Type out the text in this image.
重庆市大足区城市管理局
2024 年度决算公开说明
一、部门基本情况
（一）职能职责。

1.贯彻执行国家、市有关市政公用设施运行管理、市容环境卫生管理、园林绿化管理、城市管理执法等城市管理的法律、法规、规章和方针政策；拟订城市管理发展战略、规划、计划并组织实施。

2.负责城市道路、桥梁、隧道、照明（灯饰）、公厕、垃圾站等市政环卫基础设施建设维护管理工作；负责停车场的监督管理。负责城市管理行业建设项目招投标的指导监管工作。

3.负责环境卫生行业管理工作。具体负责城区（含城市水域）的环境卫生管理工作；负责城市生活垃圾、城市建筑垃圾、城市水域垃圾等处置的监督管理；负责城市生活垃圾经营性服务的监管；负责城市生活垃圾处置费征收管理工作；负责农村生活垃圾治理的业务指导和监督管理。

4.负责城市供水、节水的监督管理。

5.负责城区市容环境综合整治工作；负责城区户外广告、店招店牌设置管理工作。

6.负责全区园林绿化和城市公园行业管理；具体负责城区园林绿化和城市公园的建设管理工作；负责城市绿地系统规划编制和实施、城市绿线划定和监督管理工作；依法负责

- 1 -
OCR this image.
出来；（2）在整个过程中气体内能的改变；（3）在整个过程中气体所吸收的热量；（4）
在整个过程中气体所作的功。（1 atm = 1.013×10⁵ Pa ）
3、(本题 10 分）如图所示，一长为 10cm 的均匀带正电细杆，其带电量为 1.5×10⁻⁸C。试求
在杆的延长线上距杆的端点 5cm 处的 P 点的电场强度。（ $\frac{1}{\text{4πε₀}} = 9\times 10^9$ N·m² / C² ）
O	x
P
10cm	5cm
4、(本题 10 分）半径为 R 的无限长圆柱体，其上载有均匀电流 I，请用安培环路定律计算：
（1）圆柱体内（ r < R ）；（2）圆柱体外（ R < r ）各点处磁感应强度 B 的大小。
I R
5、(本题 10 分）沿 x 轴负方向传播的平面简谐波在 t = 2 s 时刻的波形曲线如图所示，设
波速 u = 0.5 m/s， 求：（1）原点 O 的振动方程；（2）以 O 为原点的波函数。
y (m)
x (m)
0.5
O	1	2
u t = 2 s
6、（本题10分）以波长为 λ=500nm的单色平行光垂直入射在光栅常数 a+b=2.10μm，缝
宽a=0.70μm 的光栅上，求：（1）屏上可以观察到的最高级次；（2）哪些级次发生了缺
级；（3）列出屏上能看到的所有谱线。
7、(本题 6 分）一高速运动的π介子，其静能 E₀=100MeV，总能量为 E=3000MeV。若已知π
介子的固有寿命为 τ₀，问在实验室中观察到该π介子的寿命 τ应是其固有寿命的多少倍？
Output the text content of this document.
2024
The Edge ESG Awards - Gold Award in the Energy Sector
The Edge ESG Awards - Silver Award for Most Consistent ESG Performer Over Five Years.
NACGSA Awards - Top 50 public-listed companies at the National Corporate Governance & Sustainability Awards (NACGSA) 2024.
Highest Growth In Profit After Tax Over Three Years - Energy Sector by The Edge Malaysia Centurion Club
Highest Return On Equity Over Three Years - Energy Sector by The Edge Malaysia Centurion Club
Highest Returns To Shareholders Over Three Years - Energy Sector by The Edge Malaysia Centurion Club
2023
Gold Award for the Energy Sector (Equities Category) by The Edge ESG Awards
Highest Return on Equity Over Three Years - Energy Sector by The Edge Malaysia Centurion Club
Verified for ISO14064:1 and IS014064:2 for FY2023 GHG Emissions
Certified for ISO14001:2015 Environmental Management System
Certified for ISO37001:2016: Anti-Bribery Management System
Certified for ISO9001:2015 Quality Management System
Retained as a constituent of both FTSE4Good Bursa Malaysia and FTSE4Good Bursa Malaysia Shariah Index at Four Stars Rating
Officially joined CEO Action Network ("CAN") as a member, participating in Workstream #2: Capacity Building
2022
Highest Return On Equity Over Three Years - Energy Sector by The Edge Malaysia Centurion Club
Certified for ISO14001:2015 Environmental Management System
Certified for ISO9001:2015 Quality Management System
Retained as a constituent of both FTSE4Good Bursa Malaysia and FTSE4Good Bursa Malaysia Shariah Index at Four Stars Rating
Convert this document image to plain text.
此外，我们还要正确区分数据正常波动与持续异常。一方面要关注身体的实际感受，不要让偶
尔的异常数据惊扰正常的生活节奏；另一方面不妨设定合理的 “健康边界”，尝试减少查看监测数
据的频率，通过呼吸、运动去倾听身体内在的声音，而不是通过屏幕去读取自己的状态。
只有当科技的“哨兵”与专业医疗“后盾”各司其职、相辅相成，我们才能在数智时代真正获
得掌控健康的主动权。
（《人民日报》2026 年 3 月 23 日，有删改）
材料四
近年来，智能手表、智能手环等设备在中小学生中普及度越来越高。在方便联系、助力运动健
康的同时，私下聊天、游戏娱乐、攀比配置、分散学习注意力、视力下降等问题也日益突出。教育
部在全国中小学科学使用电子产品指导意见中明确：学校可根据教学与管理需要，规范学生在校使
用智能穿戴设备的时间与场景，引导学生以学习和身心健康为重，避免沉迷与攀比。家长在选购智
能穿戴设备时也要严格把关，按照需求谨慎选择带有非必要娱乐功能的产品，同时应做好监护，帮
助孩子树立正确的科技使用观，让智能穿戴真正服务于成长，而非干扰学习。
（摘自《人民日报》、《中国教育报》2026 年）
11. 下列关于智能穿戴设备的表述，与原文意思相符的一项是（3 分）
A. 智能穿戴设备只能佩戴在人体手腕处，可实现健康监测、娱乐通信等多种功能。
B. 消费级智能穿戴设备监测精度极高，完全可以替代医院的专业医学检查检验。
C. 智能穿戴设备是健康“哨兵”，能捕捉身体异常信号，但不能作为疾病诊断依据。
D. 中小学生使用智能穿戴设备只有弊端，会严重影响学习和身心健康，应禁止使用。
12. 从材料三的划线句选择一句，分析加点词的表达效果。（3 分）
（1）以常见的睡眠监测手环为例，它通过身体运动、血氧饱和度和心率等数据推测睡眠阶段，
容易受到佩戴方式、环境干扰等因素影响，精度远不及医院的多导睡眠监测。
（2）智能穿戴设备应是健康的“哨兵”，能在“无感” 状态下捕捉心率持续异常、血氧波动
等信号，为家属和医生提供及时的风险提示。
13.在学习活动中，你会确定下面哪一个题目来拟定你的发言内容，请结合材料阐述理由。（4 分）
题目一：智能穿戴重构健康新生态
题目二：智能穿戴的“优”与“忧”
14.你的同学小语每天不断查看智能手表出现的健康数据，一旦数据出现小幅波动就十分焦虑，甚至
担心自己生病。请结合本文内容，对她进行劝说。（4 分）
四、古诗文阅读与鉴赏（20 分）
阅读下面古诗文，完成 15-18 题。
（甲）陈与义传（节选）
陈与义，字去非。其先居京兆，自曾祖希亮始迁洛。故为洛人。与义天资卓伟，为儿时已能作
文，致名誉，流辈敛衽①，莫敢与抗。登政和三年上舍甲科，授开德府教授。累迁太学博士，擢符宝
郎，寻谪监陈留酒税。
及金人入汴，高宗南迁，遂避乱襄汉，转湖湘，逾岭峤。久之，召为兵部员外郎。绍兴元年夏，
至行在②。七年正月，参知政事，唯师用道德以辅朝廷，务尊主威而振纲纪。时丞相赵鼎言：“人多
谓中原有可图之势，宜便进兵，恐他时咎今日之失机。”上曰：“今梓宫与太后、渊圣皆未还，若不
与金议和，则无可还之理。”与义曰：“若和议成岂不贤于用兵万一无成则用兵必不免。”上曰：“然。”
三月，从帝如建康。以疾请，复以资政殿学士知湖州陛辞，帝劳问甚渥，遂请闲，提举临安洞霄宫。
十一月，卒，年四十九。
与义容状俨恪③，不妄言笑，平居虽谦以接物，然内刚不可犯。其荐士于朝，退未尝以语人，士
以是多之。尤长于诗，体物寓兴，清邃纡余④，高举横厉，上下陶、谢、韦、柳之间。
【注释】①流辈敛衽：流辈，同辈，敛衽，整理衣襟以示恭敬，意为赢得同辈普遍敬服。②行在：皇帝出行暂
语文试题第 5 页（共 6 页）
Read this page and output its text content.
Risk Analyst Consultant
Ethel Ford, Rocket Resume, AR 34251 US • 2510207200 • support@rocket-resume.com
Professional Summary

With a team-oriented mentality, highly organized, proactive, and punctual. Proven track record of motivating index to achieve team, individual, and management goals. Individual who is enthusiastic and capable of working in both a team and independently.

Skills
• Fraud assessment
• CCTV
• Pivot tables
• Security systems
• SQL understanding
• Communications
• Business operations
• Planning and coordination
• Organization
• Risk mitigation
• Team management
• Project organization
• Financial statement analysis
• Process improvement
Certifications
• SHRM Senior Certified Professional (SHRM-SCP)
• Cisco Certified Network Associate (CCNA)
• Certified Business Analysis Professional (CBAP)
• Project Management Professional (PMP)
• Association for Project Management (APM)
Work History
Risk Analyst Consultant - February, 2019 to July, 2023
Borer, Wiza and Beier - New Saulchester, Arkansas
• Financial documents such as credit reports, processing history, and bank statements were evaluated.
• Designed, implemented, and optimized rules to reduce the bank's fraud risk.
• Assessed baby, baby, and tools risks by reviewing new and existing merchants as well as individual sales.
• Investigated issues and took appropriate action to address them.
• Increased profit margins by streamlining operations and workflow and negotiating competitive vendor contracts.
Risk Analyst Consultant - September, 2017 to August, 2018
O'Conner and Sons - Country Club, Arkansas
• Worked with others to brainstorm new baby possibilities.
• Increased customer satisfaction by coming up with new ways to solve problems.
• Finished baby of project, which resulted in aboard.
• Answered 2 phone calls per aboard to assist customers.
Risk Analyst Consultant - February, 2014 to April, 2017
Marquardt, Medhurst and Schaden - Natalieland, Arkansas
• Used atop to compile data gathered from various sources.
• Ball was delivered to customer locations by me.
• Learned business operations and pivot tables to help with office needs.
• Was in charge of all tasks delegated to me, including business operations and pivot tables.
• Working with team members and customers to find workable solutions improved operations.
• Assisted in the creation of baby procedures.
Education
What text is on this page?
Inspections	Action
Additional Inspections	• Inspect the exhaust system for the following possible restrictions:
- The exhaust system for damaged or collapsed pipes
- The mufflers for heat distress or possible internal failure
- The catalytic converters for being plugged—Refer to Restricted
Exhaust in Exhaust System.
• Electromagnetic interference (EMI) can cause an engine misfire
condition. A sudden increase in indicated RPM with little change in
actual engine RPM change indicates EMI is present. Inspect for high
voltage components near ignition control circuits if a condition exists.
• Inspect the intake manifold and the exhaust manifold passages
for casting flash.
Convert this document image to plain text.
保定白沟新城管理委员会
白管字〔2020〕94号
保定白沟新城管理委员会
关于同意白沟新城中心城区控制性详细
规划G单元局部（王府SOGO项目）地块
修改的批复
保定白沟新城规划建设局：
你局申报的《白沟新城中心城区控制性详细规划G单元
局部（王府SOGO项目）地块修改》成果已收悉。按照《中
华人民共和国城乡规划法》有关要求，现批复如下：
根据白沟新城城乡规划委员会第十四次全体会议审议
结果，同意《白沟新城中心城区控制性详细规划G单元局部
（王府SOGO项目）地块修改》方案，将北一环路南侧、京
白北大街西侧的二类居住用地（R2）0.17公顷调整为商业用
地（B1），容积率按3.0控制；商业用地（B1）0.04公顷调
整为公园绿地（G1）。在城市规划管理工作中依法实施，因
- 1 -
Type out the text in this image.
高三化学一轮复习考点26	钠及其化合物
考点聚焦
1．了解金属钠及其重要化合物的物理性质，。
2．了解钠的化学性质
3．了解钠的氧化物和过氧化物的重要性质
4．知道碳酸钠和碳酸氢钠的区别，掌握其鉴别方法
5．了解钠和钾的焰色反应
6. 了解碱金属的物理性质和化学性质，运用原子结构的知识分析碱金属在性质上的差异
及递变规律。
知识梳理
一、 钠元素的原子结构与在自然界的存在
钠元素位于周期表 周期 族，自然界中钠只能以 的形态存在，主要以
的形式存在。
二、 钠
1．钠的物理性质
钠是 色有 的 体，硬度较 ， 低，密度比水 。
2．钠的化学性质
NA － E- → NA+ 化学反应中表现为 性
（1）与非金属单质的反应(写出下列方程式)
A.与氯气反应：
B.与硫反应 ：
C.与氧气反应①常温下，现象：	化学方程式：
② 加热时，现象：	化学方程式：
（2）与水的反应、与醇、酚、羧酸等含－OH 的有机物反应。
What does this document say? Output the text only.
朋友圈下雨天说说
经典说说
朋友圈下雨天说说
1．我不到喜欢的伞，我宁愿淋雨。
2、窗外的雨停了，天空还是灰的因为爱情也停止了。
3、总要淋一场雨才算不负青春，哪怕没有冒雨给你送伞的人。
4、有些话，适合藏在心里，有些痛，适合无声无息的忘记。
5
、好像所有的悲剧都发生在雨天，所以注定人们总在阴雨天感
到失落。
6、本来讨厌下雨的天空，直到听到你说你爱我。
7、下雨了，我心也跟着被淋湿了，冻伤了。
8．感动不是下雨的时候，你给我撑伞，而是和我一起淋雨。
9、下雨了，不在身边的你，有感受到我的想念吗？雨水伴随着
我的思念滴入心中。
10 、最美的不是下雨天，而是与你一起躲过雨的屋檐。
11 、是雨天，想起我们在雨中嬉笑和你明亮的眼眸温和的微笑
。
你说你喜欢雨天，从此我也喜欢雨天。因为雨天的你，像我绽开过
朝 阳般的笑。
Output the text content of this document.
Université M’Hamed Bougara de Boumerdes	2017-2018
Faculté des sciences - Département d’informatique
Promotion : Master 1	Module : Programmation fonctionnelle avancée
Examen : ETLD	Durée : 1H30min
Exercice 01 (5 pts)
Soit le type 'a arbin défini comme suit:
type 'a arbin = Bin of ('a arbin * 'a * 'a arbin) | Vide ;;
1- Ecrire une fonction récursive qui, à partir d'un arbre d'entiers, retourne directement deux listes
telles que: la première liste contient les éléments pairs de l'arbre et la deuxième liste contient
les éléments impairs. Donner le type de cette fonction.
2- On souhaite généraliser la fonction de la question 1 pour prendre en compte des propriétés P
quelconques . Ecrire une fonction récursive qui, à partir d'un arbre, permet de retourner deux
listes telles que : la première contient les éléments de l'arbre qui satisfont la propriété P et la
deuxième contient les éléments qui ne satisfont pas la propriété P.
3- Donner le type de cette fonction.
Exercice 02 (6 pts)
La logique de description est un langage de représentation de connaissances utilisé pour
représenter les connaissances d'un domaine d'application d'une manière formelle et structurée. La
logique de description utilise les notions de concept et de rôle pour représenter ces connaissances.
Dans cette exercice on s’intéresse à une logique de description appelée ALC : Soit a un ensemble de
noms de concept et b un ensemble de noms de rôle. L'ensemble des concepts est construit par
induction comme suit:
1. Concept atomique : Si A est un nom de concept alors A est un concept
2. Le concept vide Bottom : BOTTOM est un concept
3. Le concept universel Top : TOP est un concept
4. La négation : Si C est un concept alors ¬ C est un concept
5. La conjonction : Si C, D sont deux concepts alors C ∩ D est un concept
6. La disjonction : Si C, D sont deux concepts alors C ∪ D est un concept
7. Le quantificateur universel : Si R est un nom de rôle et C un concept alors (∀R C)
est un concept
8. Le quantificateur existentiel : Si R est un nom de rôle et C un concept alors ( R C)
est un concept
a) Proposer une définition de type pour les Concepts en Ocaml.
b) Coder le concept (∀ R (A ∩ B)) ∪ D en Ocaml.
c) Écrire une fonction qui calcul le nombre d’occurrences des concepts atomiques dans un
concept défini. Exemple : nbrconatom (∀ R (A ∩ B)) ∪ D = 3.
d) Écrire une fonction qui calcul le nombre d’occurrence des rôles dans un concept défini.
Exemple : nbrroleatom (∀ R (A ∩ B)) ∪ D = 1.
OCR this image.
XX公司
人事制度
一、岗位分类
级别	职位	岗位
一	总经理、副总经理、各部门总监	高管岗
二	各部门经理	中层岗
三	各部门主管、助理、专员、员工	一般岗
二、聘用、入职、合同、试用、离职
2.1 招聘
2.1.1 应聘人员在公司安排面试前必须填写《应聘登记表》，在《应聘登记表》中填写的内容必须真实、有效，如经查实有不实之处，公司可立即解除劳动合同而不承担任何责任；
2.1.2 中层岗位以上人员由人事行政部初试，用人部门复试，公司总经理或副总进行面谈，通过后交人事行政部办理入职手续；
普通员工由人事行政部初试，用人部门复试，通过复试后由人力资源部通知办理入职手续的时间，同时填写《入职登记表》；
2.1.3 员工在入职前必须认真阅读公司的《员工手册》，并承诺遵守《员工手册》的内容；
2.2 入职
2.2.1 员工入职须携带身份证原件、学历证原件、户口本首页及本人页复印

• [Work to be completed] Copy every line above in which the string "Inspections" shows up.

• [Response to the task]
Inspections	Action
Additional Inspections	• Inspect the exhaust system for the following possible restrictions:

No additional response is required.